» **WRITTEN REQUEST**
Each record below must be returned exactly as shown.

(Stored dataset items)
────────────────
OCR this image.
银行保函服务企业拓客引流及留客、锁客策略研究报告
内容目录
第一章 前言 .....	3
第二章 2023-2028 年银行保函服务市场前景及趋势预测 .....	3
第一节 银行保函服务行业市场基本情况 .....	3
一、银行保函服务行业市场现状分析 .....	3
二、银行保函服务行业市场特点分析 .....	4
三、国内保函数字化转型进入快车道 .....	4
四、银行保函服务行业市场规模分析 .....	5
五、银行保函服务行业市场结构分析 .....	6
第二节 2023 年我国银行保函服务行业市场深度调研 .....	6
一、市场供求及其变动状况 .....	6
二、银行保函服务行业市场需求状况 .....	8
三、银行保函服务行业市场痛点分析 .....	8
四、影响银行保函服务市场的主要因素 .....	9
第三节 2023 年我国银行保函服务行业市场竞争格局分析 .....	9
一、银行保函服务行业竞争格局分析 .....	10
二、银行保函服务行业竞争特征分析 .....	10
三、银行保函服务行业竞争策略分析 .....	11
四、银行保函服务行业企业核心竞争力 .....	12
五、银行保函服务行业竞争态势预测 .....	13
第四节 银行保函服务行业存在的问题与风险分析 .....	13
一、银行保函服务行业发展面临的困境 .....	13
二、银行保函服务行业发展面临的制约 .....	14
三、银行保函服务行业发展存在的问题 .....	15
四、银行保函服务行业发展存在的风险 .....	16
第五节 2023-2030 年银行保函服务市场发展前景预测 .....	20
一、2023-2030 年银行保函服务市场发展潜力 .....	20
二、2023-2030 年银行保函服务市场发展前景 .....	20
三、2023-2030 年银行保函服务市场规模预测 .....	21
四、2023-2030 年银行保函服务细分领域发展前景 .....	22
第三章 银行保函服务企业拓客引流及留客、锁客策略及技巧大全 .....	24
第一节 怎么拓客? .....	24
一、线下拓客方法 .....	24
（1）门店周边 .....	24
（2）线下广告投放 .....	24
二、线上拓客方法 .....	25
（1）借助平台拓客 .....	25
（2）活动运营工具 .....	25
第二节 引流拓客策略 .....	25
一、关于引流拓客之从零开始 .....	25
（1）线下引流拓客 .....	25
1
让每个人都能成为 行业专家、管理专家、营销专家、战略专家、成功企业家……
────────────────
» **ANSWER FOR THIS EXERCISE**
OCR this image.
银行保函服务企业拓客引流及留客、锁客策略研究报告
内容目录
第一章 前言 .....	3
第二章 2023-2028 年银行保函服务市场前景及趋势预测 .....	3
第一节 银行保函服务行业市场基本情况 .....	3
一、银行保函服务行业市场现状分析 .....	3
二、银行保函服务行业市场特点分析 .....	4
三、国内保函数字化转型进入快车道 .....	4
四、银行保函服务行业市场规模分析 .....	5
五、银行保函服务行业市场结构分析 .....	6
第二节 2023 年我国银行保函服务行业市场深度调研 .....	6
一、市场供求及其变动状况 .....	6
二、银行保函服务行业市场需求状况 .....	8
三、银行保函服务行业市场痛点分析 .....	8
四、影响银行保函服务市场的主要因素 .....	9
第三节 2023 年我国银行保函服务行业市场竞争格局分析 .....	9
一、银行保函服务行业竞争格局分析 .....	10
二、银行保函服务行业竞争特征分析 .....	10
三、银行保函服务行业竞争策略分析 .....	11
四、银行保函服务行业企业核心竞争力 .....	12
五、银行保函服务行业竞争态势预测 .....	13
第四节 银行保函服务行业存在的问题与风险分析 .....	13
一、银行保函服务行业发展面临的困境 .....	13
二、银行保函服务行业发展面临的制约 .....	14
三、银行保函服务行业发展存在的问题 .....	15
四、银行保函服务行业发展存在的风险 .....	16
第五节 2023-2030 年银行保函服务市场发展前景预测 .....	20
一、2023-2030 年银行保函服务市场发展潜力 .....	20
二、2023-2030 年银行保函服务市场发展前景 .....	20
三、2023-2030 年银行保函服务市场规模预测 .....	21
四、2023-2030 年银行保函服务细分领域发展前景 .....	22
第三章 银行保函服务企业拓客引流及留客、锁客策略及技巧大全 .....	24
第一节 怎么拓客? .....	24
一、线下拓客方法 .....	24
（1）门店周边 .....	24
（2）线下广告投放 .....	24
二、线上拓客方法 .....	25
（1）借助平台拓客 .....	25
（2）活动运营工具 .....	25
第二节 引流拓客策略 .....	25
一、关于引流拓客之从零开始 .....	25
（1）线下引流拓客 .....	25
1
让每个人都能成为 行业专家、管理专家、营销专家、战略专家、成功企业家……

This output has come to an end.